What the exercise asks -
Write each line out exactly, leaving none out.

Data supplied -
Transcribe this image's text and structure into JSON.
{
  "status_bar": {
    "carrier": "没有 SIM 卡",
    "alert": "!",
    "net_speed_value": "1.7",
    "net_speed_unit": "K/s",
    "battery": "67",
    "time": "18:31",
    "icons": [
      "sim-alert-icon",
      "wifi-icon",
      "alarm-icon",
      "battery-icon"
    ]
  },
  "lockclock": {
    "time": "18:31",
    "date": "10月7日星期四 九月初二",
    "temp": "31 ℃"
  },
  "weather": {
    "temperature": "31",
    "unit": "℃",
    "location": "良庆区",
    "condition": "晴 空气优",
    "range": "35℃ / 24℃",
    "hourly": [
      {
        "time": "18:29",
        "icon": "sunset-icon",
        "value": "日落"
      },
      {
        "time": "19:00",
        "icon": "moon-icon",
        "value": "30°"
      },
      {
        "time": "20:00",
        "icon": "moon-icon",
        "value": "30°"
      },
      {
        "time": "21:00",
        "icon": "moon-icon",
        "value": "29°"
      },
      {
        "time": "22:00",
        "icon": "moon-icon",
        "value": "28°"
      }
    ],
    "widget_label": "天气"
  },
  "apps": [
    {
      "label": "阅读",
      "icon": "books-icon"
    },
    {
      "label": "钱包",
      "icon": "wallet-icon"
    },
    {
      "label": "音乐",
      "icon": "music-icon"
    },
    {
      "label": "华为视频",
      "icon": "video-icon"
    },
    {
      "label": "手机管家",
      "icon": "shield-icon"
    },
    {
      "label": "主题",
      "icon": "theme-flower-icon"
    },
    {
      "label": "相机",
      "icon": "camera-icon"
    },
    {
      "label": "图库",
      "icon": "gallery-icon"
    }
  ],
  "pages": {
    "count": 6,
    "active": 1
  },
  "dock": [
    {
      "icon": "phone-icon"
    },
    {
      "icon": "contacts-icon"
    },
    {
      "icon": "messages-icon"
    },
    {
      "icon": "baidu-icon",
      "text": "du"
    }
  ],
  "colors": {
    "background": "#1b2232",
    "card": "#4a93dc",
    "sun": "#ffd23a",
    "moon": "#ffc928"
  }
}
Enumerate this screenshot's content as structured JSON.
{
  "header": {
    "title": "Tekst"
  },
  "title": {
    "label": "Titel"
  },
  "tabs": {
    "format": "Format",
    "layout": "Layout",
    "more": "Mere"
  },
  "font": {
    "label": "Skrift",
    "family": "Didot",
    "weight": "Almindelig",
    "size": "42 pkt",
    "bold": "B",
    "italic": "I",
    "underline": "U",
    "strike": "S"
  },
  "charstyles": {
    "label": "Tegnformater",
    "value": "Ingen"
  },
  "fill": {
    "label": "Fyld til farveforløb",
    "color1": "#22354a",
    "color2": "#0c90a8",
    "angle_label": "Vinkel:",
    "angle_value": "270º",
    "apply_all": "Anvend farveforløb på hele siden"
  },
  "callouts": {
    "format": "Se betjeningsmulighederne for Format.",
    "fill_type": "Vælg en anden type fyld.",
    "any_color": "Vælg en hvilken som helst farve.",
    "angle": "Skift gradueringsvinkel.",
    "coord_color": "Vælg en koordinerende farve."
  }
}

Task output -
Transcribe this image's text and structure into JSON.
{
  "status_bar": {
    "carrier": "没有 SIM 卡",
    "alert": "!",
    "net_speed_value": "1.7",
    "net_speed_unit": "K/s",
    "battery": "67",
    "time": "18:31",
    "icons": [
      "sim-alert-icon",
      "wifi-icon",
      "alarm-icon",
      "battery-icon"
    ]
  },
  "lockclock": {
    "time": "18:31",
    "date": "10月7日星期四 九月初二",
    "temp": "31 ℃"
  },
  "weather": {
    "temperature": "31",
    "unit": "℃",
    "location": "良庆区",
    "condition": "晴 空气优",
    "range": "35℃ / 24℃",
    "hourly": [
      {
        "time": "18:29",
        "icon": "sunset-icon",
        "value": "日落"
      },
      {
        "time": "19:00",
        "icon": "moon-icon",
        "value": "30°"
      },
      {
        "time": "20:00",
        "icon": "moon-icon",
        "value": "30°"
      },
      {
        "time": "21:00",
        "icon": "moon-icon",
        "value": "29°"
      },
      {
        "time": "22:00",
        "icon": "moon-icon",
        "value": "28°"
      }
    ],
    "widget_label": "天气"
  },
  "apps": [
    {
      "label": "阅读",
      "icon": "books-icon"
    },
    {
      "label": "钱包",
      "icon": "wallet-icon"
    },
    {
      "label": "音乐",
      "icon": "music-icon"
    },
    {
      "label": "华为视频",
      "icon": "video-icon"
    },
    {
      "label": "手机管家",
      "icon": "shield-icon"
    },
    {
      "label": "主题",
      "icon": "theme-flower-icon"
    },
    {
      "label": "相机",
      "icon": "camera-icon"
    },
    {
      "label": "图库",
      "icon": "gallery-icon"
    }
  ],
  "pages": {
    "count": 6,
    "active": 1
  },
  "dock": [
    {
      "icon": "phone-icon"
    },
    {
      "icon": "contacts-icon"
    },
    {
      "icon": "messages-icon"
    },
    {
      "icon": "baidu-icon",
      "text": "du"
    }
  ],
  "colors": {
    "background": "#1b2232",
    "card": "#4a93dc",
    "sun": "#ffd23a",
    "moon": "#ffc928"
  }
}
Enumerate this screenshot's content as structured JSON.
{
  "header": {
    "title": "Tekst"
  },
  "title": {
    "label": "Titel"
  },
  "tabs": {
    "format": "Format",
    "layout": "Layout",
    "more": "Mere"
  },
  "font": {
    "label": "Skrift",
    "family": "Didot",
    "weight": "Almindelig",
    "size": "42 pkt",
    "bold": "B",
    "italic": "I",
    "underline": "U",
    "strike": "S"
  },
  "charstyles": {
    "label": "Tegnformater",
    "value": "Ingen"
  },
  "fill": {
    "label": "Fyld til farveforløb",
    "color1": "#22354a",
    "color2": "#0c90a8",
    "angle_label": "Vinkel:",
    "angle_value": "270º",
    "apply_all": "Anvend farveforløb på hele siden"
  },
  "callouts": {
    "format": "Se betjeningsmulighederne for Format.",
    "fill_type": "Vælg en anden type fyld.",
    "any_color": "Vælg en hvilken som helst farve.",
    "angle": "Skift gradueringsvinkel.",
    "coord_color": "Vælg en koordinerende farve."
  }
}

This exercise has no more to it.